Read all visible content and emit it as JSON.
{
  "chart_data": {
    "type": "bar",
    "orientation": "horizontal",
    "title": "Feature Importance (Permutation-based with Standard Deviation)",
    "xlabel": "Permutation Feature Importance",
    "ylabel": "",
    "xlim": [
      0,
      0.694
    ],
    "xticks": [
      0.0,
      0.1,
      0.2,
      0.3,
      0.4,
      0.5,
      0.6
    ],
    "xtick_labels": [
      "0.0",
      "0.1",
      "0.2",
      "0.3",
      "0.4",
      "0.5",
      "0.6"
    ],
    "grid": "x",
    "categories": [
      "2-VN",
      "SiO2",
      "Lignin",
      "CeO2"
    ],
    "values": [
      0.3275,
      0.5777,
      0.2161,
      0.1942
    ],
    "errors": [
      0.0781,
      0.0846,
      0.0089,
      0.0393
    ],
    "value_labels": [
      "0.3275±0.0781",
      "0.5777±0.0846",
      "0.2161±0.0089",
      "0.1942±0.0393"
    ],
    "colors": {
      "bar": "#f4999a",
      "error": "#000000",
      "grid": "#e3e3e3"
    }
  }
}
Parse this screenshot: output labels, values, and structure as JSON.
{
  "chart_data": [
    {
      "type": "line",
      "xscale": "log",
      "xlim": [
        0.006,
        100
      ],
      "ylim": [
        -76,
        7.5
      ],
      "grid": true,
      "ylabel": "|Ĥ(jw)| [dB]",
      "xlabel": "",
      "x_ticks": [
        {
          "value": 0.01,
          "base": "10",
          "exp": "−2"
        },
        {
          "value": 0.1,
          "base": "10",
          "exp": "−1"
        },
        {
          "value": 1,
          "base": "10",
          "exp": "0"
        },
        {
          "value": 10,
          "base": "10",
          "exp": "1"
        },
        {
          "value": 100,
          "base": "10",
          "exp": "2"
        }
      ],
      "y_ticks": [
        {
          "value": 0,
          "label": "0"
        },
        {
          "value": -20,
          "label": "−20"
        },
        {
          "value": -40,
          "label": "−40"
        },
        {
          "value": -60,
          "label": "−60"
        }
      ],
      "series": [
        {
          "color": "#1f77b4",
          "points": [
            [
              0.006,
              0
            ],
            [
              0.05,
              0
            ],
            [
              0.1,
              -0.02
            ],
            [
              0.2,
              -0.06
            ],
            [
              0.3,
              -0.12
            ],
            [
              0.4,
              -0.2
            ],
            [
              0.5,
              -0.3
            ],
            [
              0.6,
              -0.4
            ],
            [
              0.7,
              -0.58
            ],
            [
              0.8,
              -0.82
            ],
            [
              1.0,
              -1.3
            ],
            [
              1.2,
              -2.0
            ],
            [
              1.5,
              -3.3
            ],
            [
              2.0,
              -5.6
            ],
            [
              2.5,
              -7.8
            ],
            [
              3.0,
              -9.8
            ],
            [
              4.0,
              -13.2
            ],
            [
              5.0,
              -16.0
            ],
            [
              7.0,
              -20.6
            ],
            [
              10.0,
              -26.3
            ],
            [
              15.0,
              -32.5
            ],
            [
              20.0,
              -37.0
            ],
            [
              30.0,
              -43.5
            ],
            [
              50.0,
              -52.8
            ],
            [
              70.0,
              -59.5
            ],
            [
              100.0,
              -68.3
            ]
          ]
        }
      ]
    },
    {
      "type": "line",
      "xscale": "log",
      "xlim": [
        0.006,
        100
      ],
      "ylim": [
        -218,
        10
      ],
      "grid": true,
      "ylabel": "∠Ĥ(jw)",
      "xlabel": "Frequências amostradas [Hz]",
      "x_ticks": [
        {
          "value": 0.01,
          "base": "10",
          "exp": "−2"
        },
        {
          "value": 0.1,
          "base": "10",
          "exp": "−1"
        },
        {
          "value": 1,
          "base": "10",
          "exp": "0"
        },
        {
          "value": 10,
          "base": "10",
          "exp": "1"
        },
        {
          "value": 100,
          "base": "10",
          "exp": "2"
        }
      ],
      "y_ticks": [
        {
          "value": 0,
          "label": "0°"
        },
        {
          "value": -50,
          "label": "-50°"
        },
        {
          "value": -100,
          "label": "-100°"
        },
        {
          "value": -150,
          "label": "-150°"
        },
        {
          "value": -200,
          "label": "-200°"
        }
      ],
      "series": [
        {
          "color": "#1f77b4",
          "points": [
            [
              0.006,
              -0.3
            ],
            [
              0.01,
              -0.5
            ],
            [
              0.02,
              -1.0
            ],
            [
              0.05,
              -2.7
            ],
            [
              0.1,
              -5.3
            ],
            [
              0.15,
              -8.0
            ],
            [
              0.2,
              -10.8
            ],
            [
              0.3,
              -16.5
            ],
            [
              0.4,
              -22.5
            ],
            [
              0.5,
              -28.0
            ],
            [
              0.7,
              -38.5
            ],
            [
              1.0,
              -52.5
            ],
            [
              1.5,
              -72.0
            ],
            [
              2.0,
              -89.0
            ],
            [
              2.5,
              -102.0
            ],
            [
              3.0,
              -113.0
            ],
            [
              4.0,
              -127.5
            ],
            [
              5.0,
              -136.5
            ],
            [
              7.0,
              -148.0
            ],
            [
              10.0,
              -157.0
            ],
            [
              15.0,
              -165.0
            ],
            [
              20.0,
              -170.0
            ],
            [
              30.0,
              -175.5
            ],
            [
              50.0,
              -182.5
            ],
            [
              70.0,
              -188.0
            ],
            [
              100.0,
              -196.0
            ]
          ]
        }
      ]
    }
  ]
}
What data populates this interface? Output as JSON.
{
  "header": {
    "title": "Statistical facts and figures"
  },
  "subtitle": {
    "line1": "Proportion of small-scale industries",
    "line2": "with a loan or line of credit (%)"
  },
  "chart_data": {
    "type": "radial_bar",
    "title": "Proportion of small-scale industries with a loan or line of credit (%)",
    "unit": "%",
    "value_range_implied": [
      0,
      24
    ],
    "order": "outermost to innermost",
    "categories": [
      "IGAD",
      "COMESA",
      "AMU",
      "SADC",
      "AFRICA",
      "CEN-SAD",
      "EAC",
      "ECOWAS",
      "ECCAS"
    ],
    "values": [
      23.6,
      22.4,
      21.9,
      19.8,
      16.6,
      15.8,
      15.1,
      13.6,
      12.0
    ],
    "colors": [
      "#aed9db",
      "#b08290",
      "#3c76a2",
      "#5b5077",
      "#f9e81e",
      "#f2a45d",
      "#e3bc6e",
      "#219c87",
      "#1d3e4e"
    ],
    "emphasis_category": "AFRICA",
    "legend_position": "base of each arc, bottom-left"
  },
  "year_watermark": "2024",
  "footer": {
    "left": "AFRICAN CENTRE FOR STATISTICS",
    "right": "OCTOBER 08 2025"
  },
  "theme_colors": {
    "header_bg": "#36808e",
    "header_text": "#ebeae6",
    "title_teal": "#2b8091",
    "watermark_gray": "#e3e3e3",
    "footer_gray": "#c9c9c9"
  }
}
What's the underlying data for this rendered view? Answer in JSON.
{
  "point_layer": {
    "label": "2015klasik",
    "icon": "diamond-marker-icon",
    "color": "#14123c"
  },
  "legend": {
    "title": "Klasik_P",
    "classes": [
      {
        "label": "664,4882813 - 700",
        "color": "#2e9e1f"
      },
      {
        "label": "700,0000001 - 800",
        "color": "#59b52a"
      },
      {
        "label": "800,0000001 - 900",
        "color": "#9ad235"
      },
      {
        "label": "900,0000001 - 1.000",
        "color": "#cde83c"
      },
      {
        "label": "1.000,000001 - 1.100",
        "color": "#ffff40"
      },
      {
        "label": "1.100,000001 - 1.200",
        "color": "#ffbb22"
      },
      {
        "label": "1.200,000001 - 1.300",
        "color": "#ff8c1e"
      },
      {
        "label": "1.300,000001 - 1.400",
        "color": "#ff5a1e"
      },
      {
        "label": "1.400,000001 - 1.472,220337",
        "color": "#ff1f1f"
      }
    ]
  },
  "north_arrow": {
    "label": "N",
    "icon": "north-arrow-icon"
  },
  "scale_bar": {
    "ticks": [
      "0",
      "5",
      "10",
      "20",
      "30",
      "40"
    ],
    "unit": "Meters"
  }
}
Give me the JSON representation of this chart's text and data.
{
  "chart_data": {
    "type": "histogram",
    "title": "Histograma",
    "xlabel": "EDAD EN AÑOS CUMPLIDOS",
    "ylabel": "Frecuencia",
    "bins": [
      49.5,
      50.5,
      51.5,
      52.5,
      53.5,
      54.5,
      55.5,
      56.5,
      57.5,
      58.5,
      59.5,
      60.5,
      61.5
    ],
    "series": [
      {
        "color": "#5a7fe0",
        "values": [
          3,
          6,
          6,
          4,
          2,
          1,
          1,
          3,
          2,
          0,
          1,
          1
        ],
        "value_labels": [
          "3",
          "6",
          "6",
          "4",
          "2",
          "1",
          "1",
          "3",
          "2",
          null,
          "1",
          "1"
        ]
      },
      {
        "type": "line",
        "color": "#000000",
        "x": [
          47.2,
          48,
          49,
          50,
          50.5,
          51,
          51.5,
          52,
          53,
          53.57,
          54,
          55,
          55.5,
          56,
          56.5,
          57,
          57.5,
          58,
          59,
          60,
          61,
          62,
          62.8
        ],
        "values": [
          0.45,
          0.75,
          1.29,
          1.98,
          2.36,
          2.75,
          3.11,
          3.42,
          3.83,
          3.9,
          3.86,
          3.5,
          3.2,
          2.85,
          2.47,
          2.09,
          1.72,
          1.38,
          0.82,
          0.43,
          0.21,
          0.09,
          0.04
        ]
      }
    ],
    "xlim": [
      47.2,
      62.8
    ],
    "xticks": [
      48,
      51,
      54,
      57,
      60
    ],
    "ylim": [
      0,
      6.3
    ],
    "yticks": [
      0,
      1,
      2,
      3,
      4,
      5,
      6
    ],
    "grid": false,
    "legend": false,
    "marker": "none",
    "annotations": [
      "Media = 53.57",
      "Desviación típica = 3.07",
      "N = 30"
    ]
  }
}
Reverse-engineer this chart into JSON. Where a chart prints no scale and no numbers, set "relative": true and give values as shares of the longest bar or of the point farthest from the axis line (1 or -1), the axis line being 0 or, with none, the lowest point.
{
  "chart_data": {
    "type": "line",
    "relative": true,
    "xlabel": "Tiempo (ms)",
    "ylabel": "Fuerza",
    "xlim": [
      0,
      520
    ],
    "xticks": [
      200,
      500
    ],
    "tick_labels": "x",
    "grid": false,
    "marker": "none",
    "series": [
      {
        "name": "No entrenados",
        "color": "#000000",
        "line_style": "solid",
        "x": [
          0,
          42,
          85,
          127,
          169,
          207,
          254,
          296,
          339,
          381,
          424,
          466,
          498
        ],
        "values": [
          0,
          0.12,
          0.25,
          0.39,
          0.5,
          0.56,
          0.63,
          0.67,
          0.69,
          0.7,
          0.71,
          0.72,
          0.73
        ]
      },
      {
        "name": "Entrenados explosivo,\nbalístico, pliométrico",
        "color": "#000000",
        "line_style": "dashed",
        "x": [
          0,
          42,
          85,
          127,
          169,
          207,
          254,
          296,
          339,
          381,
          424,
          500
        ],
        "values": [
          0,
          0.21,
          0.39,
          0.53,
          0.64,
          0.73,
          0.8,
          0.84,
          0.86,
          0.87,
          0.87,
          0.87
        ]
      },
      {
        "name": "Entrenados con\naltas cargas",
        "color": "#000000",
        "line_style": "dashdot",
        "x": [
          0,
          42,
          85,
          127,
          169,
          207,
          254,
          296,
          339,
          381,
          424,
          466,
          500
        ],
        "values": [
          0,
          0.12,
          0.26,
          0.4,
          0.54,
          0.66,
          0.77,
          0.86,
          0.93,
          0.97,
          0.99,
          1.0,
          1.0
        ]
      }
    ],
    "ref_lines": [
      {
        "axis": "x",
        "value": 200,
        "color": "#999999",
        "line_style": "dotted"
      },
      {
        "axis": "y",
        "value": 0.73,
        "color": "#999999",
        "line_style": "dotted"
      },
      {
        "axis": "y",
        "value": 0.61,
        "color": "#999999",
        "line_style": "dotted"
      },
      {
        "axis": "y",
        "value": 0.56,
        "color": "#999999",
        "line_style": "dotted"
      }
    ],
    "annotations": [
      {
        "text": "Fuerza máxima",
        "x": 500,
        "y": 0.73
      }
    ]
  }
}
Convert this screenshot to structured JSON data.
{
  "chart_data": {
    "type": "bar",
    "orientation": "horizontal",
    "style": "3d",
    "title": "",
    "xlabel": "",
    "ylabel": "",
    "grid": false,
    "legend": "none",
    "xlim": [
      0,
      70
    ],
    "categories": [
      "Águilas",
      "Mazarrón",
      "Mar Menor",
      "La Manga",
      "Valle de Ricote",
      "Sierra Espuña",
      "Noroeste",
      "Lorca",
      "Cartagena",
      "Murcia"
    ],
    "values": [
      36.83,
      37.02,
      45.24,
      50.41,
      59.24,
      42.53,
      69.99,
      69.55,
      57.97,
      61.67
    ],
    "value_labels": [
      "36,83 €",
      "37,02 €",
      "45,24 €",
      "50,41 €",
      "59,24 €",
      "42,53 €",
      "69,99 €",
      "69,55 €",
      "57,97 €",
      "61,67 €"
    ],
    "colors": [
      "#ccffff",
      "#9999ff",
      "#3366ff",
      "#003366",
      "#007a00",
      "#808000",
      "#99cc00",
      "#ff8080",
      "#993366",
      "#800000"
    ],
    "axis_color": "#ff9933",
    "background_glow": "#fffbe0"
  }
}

━━━━━━━━━━━━━━━━

_TASK DESCRIPTION_
From the entries above, extract each line containing "small".

_FULL OUTPUT_
    "line1": "Proportion of small-scale industries",
    "title": "Proportion of small-scale industries with a loan or line of credit (%)",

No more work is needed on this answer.